%%
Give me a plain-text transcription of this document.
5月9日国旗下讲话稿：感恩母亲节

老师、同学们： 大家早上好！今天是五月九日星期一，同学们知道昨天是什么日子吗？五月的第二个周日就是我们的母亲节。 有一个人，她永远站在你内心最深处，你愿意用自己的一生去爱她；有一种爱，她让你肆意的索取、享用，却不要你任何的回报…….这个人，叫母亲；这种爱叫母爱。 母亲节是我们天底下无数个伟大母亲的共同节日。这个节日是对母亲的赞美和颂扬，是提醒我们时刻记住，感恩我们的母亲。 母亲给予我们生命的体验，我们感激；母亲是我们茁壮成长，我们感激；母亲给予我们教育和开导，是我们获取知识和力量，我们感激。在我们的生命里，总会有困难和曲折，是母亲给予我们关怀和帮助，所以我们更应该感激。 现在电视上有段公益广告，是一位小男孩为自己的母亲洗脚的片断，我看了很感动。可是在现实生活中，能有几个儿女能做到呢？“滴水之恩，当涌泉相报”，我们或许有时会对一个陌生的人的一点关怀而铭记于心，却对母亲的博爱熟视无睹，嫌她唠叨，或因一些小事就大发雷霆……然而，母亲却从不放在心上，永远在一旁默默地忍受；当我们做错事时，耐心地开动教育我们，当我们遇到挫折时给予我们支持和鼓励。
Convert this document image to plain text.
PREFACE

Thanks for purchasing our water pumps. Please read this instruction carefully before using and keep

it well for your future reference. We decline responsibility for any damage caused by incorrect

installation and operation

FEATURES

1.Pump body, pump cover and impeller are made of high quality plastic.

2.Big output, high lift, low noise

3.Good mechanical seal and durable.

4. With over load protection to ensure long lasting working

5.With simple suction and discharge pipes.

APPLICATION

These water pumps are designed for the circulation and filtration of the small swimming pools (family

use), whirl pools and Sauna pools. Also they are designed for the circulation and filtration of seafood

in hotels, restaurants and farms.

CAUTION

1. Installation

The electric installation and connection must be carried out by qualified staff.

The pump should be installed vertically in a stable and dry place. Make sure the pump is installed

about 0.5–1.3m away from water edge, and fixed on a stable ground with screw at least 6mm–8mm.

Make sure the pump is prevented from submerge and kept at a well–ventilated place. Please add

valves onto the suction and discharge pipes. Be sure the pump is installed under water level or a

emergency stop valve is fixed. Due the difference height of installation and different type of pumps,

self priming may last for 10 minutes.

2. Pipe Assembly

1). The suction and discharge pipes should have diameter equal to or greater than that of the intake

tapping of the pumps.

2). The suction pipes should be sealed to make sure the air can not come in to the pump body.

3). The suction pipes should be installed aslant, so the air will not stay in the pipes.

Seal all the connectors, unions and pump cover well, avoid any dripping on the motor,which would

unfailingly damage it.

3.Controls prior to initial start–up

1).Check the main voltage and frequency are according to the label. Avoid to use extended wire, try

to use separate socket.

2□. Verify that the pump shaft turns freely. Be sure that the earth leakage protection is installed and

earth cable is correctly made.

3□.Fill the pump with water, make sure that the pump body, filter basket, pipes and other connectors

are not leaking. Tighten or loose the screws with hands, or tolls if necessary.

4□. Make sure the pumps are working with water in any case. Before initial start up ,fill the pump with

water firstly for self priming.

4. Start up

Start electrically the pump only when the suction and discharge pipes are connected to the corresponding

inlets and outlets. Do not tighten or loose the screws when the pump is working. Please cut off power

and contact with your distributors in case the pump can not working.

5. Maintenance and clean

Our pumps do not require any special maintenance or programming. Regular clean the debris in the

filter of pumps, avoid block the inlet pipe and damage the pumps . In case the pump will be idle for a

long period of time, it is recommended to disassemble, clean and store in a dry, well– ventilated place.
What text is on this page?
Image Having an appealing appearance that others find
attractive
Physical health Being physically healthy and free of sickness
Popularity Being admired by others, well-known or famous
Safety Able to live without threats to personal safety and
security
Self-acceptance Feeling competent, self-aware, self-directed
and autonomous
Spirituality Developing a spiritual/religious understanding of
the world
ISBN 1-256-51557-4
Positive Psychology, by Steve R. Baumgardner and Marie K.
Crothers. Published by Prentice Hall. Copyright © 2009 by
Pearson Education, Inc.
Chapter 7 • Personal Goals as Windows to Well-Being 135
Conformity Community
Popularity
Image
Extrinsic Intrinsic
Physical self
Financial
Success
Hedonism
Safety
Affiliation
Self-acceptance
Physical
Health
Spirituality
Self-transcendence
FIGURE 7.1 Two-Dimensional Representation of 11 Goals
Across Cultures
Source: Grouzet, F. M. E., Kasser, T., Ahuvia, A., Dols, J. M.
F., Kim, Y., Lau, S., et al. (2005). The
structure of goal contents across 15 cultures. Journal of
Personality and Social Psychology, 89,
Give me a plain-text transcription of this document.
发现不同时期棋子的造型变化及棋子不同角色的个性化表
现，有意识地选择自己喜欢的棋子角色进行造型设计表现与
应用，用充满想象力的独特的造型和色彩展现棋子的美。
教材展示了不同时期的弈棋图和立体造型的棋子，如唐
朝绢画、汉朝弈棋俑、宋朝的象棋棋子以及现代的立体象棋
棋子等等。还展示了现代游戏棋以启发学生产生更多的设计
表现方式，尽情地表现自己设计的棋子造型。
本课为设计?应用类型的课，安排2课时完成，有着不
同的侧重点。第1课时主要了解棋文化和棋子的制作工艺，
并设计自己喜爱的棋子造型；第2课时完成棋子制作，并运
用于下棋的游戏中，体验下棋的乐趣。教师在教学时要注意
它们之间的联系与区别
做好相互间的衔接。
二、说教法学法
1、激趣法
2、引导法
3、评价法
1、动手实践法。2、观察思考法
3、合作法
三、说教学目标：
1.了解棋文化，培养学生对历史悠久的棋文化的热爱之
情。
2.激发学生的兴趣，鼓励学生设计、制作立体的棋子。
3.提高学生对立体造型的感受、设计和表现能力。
%%
▶ **TASK**
Gather each line of the listing containing the word "your" and show it.

▶ **TASK RESPONSE**
it well for your future reference. We decline responsibility for any damage caused by incorrect
and contact with your distributors in case the pump can not working.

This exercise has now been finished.